What you will do: Compute how many lines in the entries below contain "color", and output nothing but the number.

Rows:
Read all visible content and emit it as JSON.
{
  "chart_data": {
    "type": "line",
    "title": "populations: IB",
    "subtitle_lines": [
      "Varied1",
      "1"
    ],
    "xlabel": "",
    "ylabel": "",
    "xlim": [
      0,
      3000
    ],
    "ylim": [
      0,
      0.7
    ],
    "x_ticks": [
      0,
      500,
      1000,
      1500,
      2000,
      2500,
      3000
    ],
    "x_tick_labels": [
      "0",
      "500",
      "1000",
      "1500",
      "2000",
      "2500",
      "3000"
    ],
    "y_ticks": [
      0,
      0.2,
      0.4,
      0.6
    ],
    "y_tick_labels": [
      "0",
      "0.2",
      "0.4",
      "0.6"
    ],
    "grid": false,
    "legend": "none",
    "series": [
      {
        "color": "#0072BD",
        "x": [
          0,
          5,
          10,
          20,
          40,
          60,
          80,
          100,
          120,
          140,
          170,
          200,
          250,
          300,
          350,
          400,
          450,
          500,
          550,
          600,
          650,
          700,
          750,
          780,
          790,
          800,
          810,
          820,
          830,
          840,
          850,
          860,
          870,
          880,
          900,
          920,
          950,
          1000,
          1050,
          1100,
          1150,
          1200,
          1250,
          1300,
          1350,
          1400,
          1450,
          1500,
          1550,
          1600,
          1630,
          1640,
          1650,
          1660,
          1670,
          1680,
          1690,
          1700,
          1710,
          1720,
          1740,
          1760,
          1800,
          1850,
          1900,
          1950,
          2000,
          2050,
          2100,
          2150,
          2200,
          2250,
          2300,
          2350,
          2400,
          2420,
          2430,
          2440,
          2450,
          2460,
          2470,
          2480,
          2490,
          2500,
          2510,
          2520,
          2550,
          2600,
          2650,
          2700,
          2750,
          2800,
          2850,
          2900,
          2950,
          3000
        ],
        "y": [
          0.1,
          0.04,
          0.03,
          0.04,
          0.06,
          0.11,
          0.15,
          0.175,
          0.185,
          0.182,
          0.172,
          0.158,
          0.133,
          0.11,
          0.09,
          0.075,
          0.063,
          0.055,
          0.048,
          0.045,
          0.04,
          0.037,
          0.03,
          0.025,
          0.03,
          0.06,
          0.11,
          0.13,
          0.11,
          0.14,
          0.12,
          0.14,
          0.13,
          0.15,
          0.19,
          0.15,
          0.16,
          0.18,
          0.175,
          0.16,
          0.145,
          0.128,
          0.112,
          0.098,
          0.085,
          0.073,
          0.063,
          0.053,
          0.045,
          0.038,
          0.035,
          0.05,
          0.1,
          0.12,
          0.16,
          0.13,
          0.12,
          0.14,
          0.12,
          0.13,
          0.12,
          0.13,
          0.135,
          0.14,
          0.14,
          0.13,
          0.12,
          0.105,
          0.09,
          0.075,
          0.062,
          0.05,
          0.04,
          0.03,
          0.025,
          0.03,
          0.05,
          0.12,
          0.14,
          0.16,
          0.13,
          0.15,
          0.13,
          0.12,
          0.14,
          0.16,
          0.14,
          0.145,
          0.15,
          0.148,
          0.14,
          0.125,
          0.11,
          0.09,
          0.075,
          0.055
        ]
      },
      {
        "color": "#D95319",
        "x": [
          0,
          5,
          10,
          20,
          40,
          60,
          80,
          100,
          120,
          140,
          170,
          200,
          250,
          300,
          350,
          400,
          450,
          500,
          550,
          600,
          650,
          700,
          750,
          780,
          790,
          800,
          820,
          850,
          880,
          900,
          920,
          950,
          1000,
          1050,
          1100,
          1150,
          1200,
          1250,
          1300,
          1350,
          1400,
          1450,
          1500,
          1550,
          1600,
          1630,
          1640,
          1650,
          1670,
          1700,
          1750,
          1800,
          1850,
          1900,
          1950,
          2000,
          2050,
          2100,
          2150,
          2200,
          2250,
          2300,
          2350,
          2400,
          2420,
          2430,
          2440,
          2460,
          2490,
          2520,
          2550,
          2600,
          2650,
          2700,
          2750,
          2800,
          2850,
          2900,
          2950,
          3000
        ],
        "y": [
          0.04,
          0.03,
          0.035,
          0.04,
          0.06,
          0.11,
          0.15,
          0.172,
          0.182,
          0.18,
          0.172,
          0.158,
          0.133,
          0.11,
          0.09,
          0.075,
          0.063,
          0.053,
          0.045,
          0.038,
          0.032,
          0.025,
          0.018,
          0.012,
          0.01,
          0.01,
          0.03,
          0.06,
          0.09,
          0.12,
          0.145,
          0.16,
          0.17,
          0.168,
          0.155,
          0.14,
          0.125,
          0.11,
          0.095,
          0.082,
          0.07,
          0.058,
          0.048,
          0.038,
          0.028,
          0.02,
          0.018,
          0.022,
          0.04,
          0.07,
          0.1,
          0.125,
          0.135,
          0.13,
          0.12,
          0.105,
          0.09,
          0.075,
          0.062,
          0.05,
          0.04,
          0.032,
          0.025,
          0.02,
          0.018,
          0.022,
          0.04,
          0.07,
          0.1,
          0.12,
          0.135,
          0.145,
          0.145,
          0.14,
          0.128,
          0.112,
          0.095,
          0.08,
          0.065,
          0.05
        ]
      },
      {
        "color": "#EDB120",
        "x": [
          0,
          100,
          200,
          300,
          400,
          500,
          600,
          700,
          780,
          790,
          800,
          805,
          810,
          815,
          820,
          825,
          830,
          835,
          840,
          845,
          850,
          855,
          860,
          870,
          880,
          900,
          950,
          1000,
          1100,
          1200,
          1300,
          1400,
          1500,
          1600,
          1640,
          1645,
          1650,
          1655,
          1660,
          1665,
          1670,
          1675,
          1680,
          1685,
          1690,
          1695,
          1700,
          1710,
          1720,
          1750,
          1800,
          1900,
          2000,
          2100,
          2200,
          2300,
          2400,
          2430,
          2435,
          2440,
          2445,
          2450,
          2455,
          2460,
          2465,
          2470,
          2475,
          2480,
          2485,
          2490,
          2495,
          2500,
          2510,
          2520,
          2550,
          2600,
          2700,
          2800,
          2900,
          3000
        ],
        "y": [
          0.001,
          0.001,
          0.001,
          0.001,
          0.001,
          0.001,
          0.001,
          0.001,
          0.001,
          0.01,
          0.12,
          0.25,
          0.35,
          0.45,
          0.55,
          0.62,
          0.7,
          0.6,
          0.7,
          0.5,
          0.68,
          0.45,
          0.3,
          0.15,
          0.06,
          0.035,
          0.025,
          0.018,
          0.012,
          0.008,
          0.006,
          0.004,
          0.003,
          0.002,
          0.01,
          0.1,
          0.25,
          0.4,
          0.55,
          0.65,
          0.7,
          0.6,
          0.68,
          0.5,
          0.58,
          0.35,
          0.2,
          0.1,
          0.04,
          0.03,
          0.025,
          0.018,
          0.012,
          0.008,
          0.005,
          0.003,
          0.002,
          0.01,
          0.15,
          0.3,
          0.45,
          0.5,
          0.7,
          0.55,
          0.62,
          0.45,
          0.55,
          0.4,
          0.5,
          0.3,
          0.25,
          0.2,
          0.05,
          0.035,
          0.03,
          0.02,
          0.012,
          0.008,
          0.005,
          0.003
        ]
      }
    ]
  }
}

Response to the task: 3